*GIVEN RECORDS*:
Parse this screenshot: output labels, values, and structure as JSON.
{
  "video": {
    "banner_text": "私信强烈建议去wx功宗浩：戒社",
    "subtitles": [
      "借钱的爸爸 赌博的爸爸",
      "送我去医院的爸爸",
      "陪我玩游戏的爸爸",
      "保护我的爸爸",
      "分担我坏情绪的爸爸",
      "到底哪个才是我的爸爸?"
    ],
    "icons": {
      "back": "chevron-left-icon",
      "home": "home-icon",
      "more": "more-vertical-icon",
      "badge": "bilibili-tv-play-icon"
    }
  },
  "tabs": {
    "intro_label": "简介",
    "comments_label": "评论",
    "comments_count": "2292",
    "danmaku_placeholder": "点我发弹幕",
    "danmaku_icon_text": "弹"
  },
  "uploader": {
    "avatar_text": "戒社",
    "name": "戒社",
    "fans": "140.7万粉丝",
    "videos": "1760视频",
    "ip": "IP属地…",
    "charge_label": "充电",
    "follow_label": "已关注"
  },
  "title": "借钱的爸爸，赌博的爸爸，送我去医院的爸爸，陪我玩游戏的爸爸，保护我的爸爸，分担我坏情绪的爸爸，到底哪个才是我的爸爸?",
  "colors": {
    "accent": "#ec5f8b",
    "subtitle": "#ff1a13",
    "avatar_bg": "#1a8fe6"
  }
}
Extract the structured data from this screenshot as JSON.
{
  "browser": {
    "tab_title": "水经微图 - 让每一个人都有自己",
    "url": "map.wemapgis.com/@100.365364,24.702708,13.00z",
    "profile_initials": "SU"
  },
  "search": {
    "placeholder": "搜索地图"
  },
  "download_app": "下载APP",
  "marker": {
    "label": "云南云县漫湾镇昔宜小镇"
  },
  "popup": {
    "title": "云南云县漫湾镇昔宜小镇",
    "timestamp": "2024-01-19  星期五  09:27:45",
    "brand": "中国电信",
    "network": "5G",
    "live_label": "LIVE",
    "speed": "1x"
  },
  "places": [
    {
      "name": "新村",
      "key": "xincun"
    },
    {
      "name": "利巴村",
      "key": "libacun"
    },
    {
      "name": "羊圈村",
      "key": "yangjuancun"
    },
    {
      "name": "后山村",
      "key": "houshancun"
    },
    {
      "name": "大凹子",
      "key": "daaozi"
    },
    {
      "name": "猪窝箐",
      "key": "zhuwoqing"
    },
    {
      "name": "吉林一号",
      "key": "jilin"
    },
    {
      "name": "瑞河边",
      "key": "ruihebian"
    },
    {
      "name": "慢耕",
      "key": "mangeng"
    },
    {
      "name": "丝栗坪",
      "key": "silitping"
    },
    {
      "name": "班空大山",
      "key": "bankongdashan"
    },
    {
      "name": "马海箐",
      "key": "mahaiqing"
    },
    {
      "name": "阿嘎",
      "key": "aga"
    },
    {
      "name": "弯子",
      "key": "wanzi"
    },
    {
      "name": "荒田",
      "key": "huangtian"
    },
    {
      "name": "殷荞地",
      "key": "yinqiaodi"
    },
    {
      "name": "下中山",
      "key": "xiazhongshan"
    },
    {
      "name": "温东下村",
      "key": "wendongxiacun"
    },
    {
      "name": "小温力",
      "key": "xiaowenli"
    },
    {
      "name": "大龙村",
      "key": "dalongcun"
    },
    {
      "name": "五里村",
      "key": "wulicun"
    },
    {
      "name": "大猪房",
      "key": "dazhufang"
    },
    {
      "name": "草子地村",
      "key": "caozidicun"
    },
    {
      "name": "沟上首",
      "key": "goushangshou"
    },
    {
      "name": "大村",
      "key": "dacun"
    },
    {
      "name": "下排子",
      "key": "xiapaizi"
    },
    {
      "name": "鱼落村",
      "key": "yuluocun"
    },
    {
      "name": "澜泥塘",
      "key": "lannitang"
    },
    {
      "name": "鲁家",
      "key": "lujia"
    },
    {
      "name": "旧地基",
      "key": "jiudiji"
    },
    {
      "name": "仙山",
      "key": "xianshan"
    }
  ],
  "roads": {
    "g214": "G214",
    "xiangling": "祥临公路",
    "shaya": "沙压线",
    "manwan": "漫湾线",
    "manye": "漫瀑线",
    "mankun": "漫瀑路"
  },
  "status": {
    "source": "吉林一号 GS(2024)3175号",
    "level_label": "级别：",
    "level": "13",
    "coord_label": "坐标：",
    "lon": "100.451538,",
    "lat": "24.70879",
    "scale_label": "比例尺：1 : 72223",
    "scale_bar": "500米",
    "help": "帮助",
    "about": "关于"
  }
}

*WRITTEN EXERCISE*: Search the entries for the word "借钱的爸爸" and copy every line that has it.

*OUTPUT OF THE TASK*:
      "借钱的爸爸 赌博的爸爸",
  "title": "借钱的爸爸，赌博的爸爸，送我去医院的爸爸，陪我玩游戏的爸爸，保护我的爸爸，分担我坏情绪的爸爸，到底哪个才是我的爸爸?",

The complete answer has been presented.